> _WHAT TO PRODUCE_: Locate the lines of the listing below that hold "Wirbeltiere", then copy each of them.

> _RECORDS SUPPLIED_:
--
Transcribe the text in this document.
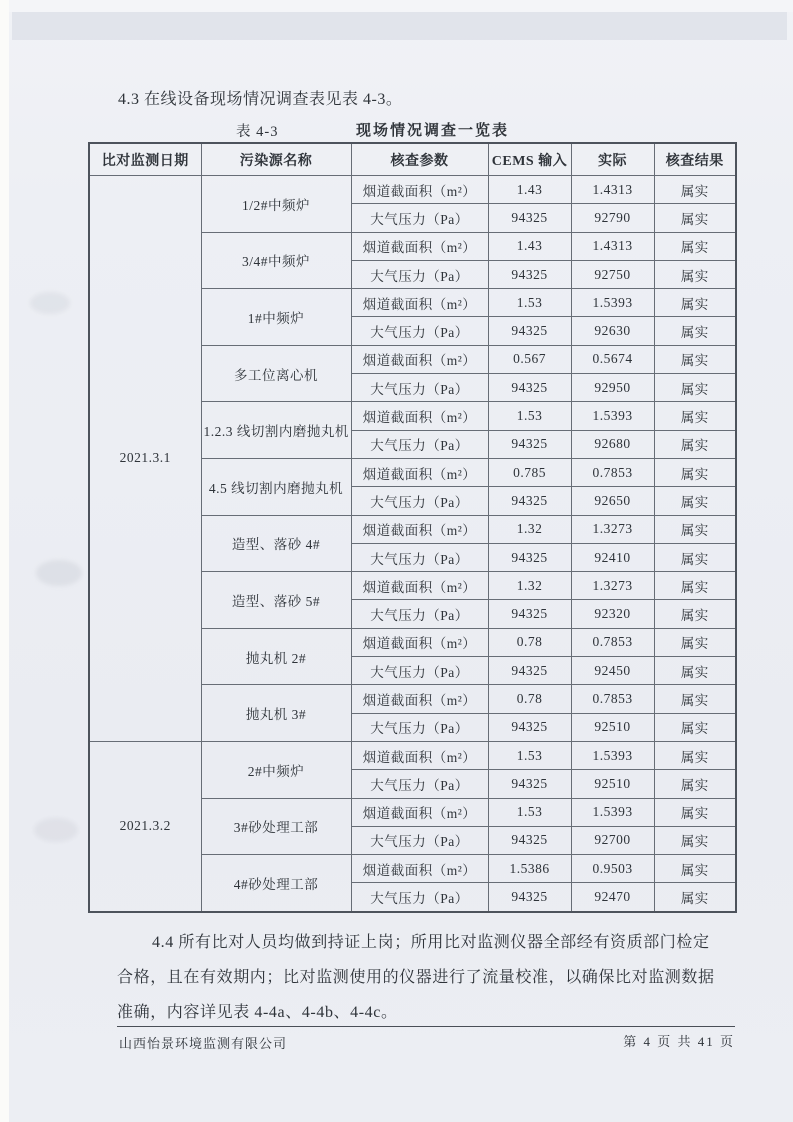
4.3 在线设备现场情况调查表见表 4-3。

表 4-3	现场情况调查一览表
比对监测日期	污染源名称	核查参数	CEMS 输入	实际	核查结果
2021.3.1	1/2#中频炉	烟道截面积（m²）	1.43	1.4313	属实
		大气压力（Pa）	94325	92790	属实
	3/4#中频炉	烟道截面积（m²）	1.43	1.4313	属实
		大气压力（Pa）	94325	92750	属实
	1#中频炉	烟道截面积（m²）	1.53	1.5393	属实
		大气压力（Pa）	94325	92630	属实
	多工位离心机	烟道截面积（m²）	0.567	0.5674	属实
		大气压力（Pa）	94325	92950	属实
	1.2.3 线切割内磨抛丸机	烟道截面积（m²）	1.53	1.5393	属实
		大气压力（Pa）	94325	92680	属实
	4.5 线切割内磨抛丸机	烟道截面积（m²）	0.785	0.7853	属实
		大气压力（Pa）	94325	92650	属实
	造型、落砂 4#	烟道截面积（m²）	1.32	1.3273	属实
		大气压力（Pa）	94325	92410	属实
	造型、落砂 5#	烟道截面积（m²）	1.32	1.3273	属实
		大气压力（Pa）	94325	92320	属实
	抛丸机 2#	烟道截面积（m²）	0.78	0.7853	属实
		大气压力（Pa）	94325	92450	属实
	抛丸机 3#	烟道截面积（m²）	0.78	0.7853	属实
		大气压力（Pa）	94325	92510	属实
2021.3.2	2#中频炉	烟道截面积（m²）	1.53	1.5393	属实
		大气压力（Pa）	94325	92510	属实
	3#砂处理工部	烟道截面积（m²）	1.53	1.5393	属实
		大气压力（Pa）	94325	92700	属实
	4#砂处理工部	烟道截面积（m²）	1.5386	0.9503	属实
		大气压力（Pa）	94325	92470	属实
4.4 所有比对人员均做到持证上岗；所用比对监测仪器全部经有资质部门检定
合格，且在有效期内；比对监测使用的仪器进行了流量校准，以确保比对监测数据
准确，内容详见表 4-4a、4-4b、4-4c。
山西怡景环境监测有限公司	第 4 页 共 41 页
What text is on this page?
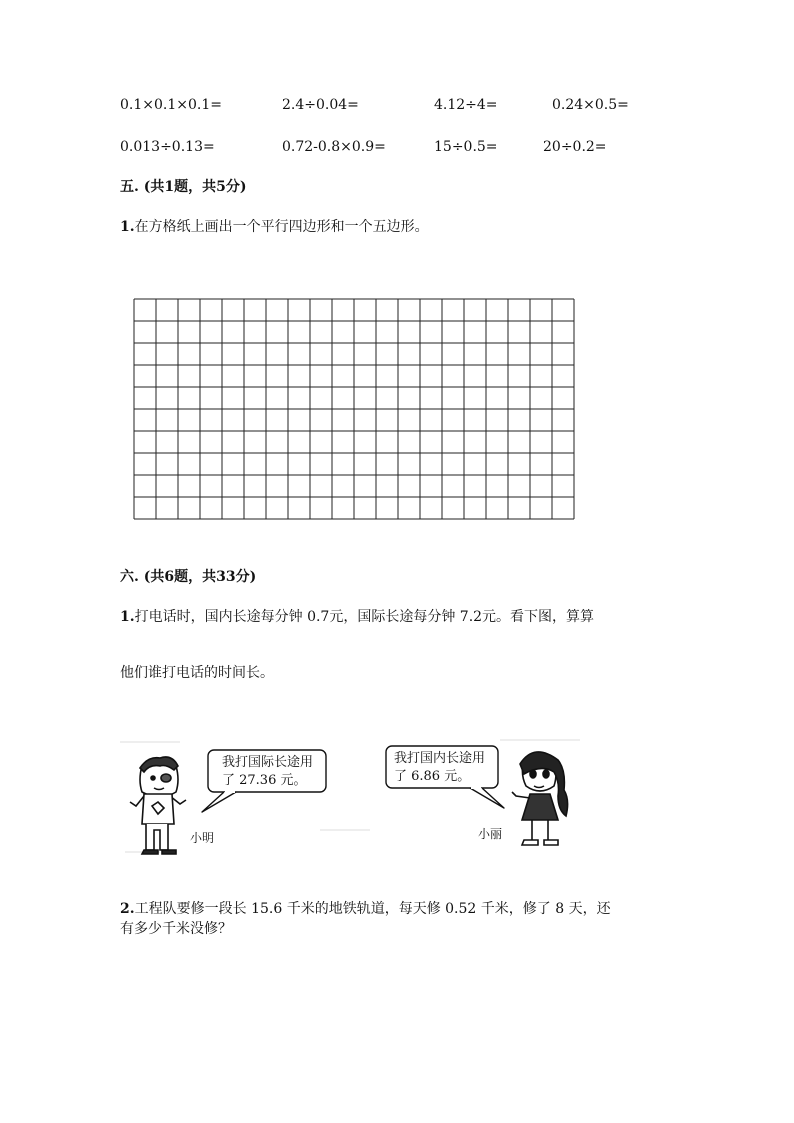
0.1×0.1×0.1=	2.4÷0.04=	4.12÷4=	0.24×0.5=
0.013÷0.13=	0.72-0.8×0.9=	15÷0.5=	20÷0.2=
五. (共1题，共5分)
1.在方格纸上画出一个平行四边形和一个五边形。
六. (共6题，共33分)
1.打电话时，国内长途每分钟 0.7元，国际长途每分钟 7.2元。看下图，算算
他们谁打电话的时间长。
我打国际长途用
了 27.36 元。
小明
我打国内长途用
了 6.86 元。
小丽
2.工程队要修一段长 15.6 千米的地铁轨道，每天修 0.52 千米，修了 8 天，还
有多少千米没修？
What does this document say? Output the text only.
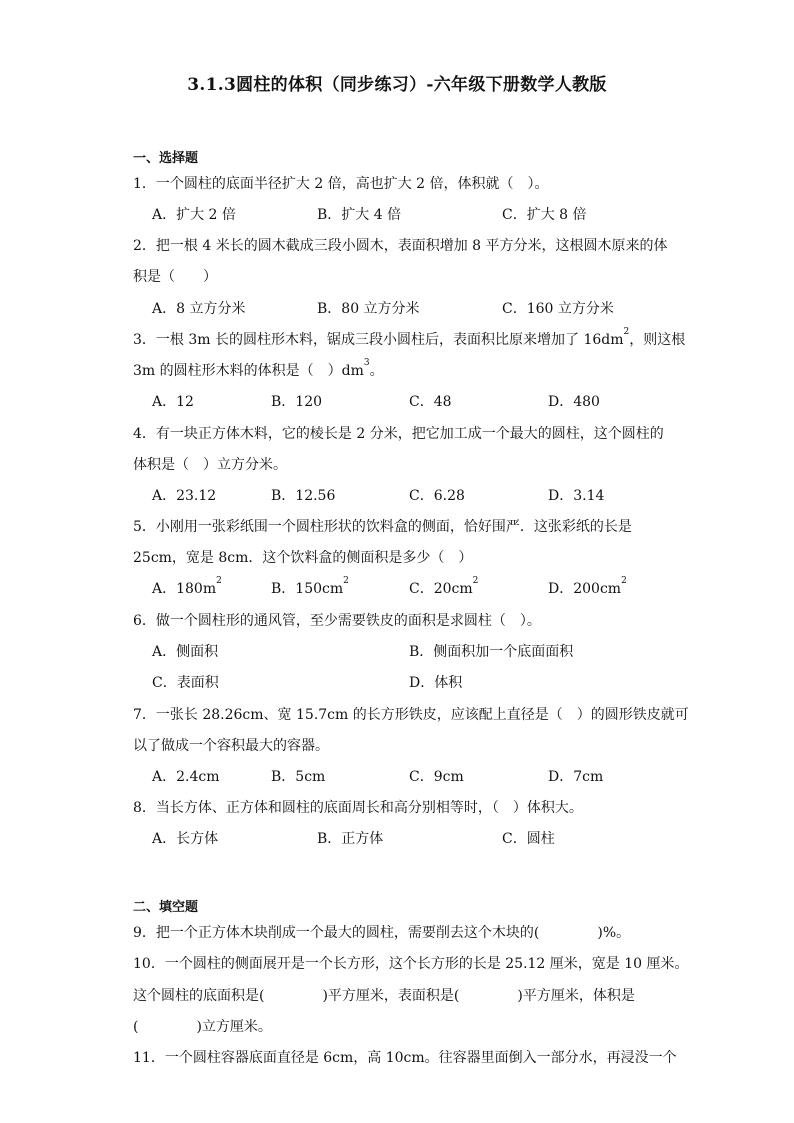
3.1.3圆柱的体积（同步练习）-六年级下册数学人教版
一、选择题
1．一个圆柱的底面半径扩大 2 倍，高也扩大 2 倍，体积就（　）。
A．扩大 2 倍	B．扩大 4 倍	C．扩大 8 倍
2．把一根 4 米长的圆木截成三段小圆木，表面积增加 8 平方分米，这根圆木原来的体
积是（　　）
A．8 立方分米	B．80 立方分米	C．160 立方分米
3．一根 3m 长的圆柱形木料，锯成三段小圆柱后，表面积比原来增加了 $16dm^2$，则这根
3m 的圆柱形木料的体积是（　）$dm^3$。
A．12	B．120	C．48	D．480
4．有一块正方体木料，它的棱长是 2 分米，把它加工成一个最大的圆柱，这个圆柱的
体积是（　）立方分米。
A．23.12	B．12.56	C．6.28	D．3.14
5．小刚用一张彩纸围一个圆柱形状的饮料盒的侧面，恰好围严．这张彩纸的长是
25cm，宽是 8cm．这个饮料盒的侧面积是多少（　）
A．$180m^2$	B．$150cm^2$	C．$20cm^2$	D．$200cm^2$
6．做一个圆柱形的通风管，至少需要铁皮的面积是求圆柱（　）。
A．侧面积	B．侧面积加一个底面面积
C．表面积	D．体积
7．一张长 28.26cm、宽 15.7cm 的长方形铁皮，应该配上直径是（　）的圆形铁皮就可
以了做成一个容积最大的容器。
A．2.4cm	B．5cm	C．9cm	D．7cm
8．当长方体、正方体和圆柱的底面周长和高分别相等时，（　）体积大。
A．长方体	B．正方体	C．圆柱
二、填空题
9．把一个正方体木块削成一个最大的圆柱，需要削去这个木块的(	)%。
10．一个圆柱的侧面展开是一个长方形，这个长方形的长是 25.12 厘米，宽是 10 厘米。
这个圆柱的底面积是(	)平方厘米，表面积是(	)平方厘米，体积是
(	)立方厘米。
11．一个圆柱容器底面直径是 6cm，高 10cm。往容器里面倒入一部分水，再浸没一个
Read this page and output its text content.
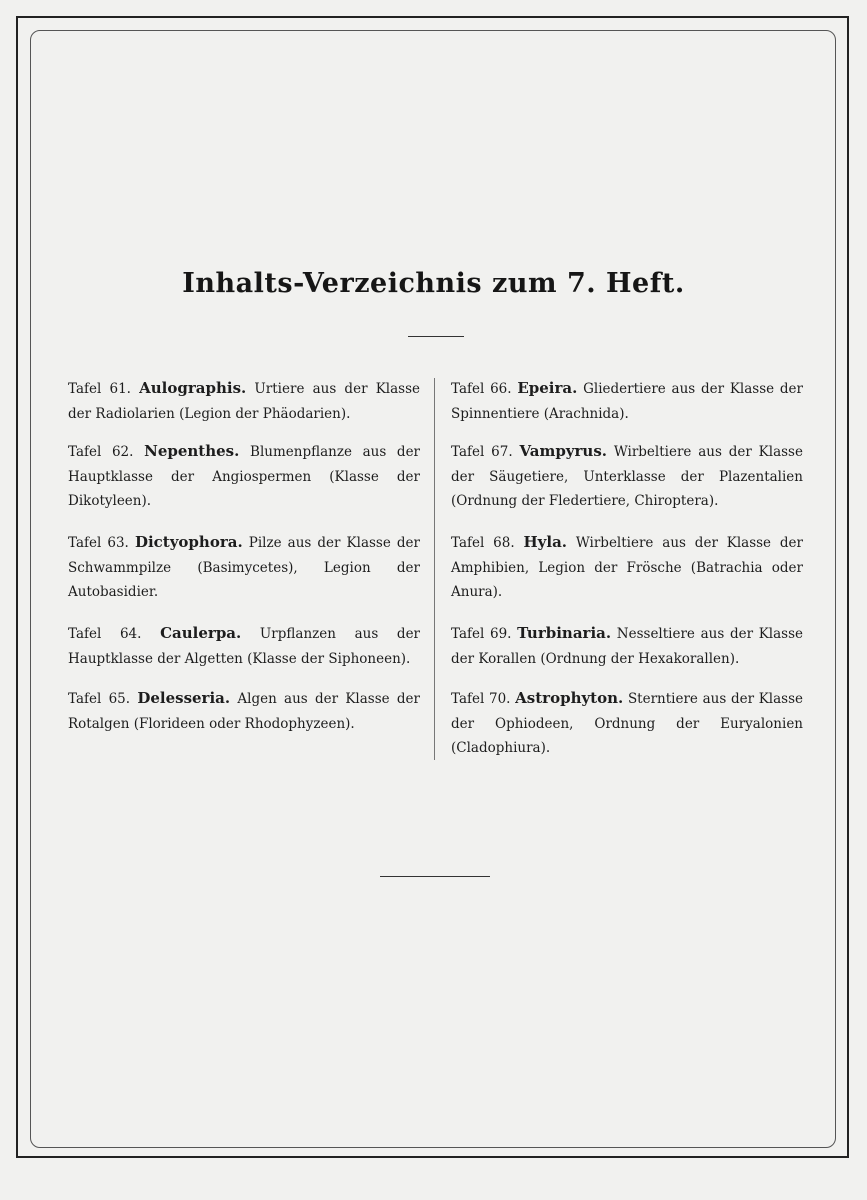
Inhalts-Verzeichnis zum 7. Heft.

Tafel 61. Aulographis. Urtiere aus der Klasse der Radiolarien (Legion der Phäodarien).

Tafel 62. Nepenthes. Blumenpflanze aus der Hauptklasse der Angiospermen (Klasse der Dikotyleen).

Tafel 63. Dictyophora. Pilze aus der Klasse der Schwammpilze (Basimycetes), Legion der Autobasidier.

Tafel 64. Caulerpa. Urpflanzen aus der Hauptklasse der Algetten (Klasse der Siphoneen).

Tafel 65. Delesseria. Algen aus der Klasse der Rotalgen (Florideen oder Rhodophyzeen).

Tafel 66. Epeira. Gliedertiere aus der Klasse der Spinnentiere (Arachnida).

Tafel 67. Vampyrus. Wirbeltiere aus der Klasse der Säugetiere, Unterklasse der Plazentalien (Ordnung der Fledertiere, Chiroptera).

Tafel 68. Hyla. Wirbeltiere aus der Klasse der Amphibien, Legion der Frösche (Batrachia oder Anura).

Tafel 69. Turbinaria. Nesseltiere aus der Klasse der Korallen (Ordnung der Hexakorallen).

Tafel 70. Astrophyton. Sterntiere aus der Klasse der Ophiodeen, Ordnung der Euryalonien (Cladophiura).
--
> _COMPLETE OUTPUT_:
Tafel 67. Vampyrus. Wirbeltiere aus der Klasse der Säugetiere, Unterklasse der Plazentalien (Ordnung der Fledertiere, Chiroptera).
Tafel 68. Hyla. Wirbeltiere aus der Klasse der Amphibien, Legion der Frösche (Batrachia oder Anura).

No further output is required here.